• [RECORDS SUPPLIED]

------------------------------------

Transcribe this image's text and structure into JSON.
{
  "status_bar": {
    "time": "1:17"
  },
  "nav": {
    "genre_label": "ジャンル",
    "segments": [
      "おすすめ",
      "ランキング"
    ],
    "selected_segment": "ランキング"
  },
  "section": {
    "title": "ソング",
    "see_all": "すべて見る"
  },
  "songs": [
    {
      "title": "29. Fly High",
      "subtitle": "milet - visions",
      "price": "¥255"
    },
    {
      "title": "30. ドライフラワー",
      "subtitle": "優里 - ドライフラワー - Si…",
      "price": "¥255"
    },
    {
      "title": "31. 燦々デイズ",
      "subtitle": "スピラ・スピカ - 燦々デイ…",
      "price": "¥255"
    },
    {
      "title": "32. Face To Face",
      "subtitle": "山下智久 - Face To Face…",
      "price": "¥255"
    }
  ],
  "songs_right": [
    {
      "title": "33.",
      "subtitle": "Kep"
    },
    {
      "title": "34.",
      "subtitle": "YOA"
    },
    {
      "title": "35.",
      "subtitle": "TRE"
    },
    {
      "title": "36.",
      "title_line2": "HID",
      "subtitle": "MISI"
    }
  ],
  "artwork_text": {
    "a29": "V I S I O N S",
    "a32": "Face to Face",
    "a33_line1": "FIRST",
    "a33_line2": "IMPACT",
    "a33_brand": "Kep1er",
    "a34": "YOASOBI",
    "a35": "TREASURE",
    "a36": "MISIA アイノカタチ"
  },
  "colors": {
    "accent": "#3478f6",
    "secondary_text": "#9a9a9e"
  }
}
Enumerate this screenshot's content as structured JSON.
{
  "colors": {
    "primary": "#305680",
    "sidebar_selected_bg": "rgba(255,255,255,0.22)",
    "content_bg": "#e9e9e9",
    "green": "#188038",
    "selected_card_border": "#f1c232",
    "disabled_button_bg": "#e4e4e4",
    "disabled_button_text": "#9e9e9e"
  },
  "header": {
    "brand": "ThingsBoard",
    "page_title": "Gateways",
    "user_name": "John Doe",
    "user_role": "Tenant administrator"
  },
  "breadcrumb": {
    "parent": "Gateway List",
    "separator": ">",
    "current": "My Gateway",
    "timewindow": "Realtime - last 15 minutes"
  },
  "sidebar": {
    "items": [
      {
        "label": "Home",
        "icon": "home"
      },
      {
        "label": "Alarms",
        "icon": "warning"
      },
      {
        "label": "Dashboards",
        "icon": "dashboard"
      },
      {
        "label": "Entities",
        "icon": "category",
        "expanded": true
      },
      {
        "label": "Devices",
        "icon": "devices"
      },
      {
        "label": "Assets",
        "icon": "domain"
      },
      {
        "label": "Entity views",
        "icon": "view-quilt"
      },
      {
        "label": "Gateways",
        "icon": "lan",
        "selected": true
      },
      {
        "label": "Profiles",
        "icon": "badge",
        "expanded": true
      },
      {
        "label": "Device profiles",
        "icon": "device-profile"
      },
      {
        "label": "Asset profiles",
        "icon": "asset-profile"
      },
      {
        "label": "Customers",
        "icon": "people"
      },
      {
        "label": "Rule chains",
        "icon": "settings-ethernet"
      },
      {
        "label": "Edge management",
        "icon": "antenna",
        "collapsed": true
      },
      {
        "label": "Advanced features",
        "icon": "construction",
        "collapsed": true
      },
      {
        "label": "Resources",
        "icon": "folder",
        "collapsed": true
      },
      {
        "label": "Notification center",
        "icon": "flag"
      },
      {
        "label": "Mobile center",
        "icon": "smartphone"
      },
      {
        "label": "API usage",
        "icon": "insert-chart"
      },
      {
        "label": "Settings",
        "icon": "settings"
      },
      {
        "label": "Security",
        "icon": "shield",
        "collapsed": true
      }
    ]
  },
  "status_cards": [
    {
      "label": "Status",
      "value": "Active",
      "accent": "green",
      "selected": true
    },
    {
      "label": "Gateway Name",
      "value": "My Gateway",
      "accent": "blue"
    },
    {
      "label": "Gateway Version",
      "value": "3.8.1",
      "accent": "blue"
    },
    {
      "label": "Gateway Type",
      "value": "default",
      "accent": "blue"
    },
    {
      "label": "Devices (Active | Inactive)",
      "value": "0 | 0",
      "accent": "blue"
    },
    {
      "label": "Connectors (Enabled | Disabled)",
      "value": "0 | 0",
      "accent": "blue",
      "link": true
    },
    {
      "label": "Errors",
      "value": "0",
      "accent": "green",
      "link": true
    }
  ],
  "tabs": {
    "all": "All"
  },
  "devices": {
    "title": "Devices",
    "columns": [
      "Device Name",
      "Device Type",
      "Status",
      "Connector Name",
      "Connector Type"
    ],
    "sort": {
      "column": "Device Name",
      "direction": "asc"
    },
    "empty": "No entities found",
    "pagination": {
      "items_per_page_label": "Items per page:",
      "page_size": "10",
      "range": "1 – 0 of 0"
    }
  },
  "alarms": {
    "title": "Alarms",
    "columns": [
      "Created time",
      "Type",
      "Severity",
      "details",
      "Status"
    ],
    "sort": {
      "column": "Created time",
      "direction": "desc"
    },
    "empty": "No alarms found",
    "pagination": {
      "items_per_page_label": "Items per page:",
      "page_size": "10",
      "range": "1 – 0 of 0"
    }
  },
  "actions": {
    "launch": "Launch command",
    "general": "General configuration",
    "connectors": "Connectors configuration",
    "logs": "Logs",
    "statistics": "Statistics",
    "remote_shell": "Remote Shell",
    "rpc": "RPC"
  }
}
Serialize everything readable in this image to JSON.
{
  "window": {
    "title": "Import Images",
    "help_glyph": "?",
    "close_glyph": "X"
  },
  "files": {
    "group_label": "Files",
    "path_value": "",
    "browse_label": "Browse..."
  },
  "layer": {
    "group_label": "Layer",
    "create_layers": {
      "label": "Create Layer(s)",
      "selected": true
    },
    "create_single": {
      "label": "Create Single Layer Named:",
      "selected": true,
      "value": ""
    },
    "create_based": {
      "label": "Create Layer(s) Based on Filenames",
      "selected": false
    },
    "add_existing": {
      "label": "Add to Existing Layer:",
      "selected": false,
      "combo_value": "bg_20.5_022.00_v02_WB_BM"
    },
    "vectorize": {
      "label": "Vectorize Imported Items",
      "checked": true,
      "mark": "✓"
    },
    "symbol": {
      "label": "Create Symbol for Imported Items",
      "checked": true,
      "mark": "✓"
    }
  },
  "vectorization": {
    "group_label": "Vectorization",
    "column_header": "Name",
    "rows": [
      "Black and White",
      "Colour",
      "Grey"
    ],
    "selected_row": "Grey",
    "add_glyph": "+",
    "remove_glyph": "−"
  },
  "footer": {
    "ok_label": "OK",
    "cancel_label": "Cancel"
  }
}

------------------------------------

• [PROBLEM DETAILS] Copy all lines above containing the string "subtitle".

• [TASK RESULT]
      "subtitle": "milet - visions",
      "subtitle": "優里 - ドライフラワー - Si…",
      "subtitle": "スピラ・スピカ - 燦々デイ…",
      "subtitle": "山下智久 - Face To Face…",
      "subtitle": "Kep"
      "subtitle": "YOA"
      "subtitle": "TRE"
      "subtitle": "MISI"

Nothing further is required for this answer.